— begin Exercise inputs —

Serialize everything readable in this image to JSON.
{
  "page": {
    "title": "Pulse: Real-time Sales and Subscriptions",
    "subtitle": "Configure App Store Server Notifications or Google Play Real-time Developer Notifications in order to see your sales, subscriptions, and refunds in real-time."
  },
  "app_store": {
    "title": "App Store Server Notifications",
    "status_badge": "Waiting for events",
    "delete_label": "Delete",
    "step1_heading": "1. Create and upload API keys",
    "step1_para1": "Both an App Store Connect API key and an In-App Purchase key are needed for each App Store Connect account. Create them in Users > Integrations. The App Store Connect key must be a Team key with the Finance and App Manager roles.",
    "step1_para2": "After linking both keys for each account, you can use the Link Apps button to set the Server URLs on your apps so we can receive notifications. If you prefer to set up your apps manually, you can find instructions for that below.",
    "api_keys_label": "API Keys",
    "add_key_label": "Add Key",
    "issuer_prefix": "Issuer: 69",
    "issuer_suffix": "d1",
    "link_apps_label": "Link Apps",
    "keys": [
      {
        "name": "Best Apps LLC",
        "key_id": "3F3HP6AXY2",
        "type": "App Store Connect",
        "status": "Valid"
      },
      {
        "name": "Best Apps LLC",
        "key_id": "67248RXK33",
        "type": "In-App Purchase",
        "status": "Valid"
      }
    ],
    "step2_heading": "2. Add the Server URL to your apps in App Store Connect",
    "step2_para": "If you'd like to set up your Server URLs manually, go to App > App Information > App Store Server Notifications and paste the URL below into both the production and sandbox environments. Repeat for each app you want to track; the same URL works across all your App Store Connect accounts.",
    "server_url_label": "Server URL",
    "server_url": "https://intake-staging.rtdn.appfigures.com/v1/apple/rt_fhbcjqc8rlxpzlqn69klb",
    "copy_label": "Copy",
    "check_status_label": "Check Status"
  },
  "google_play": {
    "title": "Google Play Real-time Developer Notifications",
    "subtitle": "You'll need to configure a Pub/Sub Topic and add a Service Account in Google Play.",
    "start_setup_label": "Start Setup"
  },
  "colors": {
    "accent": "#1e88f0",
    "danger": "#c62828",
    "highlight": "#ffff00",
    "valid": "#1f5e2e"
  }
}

— end Exercise inputs —

**Exercise description:**
Copy the material above, line for line.

**Full solution:**
Serialize everything readable in this image to JSON.
{
  "page": {
    "title": "Pulse: Real-time Sales and Subscriptions",
    "subtitle": "Configure App Store Server Notifications or Google Play Real-time Developer Notifications in order to see your sales, subscriptions, and refunds in real-time."
  },
  "app_store": {
    "title": "App Store Server Notifications",
    "status_badge": "Waiting for events",
    "delete_label": "Delete",
    "step1_heading": "1. Create and upload API keys",
    "step1_para1": "Both an App Store Connect API key and an In-App Purchase key are needed for each App Store Connect account. Create them in Users > Integrations. The App Store Connect key must be a Team key with the Finance and App Manager roles.",
    "step1_para2": "After linking both keys for each account, you can use the Link Apps button to set the Server URLs on your apps so we can receive notifications. If you prefer to set up your apps manually, you can find instructions for that below.",
    "api_keys_label": "API Keys",
    "add_key_label": "Add Key",
    "issuer_prefix": "Issuer: 69",
    "issuer_suffix": "d1",
    "link_apps_label": "Link Apps",
    "keys": [
      {
        "name": "Best Apps LLC",
        "key_id": "3F3HP6AXY2",
        "type": "App Store Connect",
        "status": "Valid"
      },
      {
        "name": "Best Apps LLC",
        "key_id": "67248RXK33",
        "type": "In-App Purchase",
        "status": "Valid"
      }
    ],
    "step2_heading": "2. Add the Server URL to your apps in App Store Connect",
    "step2_para": "If you'd like to set up your Server URLs manually, go to App > App Information > App Store Server Notifications and paste the URL below into both the production and sandbox environments. Repeat for each app you want to track; the same URL works across all your App Store Connect accounts.",
    "server_url_label": "Server URL",
    "server_url": "https://intake-staging.rtdn.appfigures.com/v1/apple/rt_fhbcjqc8rlxpzlqn69klb",
    "copy_label": "Copy",
    "check_status_label": "Check Status"
  },
  "google_play": {
    "title": "Google Play Real-time Developer Notifications",
    "subtitle": "You'll need to configure a Pub/Sub Topic and add a Service Account in Google Play.",
    "start_setup_label": "Start Setup"
  },
  "colors": {
    "accent": "#1e88f0",
    "danger": "#c62828",
    "highlight": "#ffff00",
    "valid": "#1f5e2e"
  }
}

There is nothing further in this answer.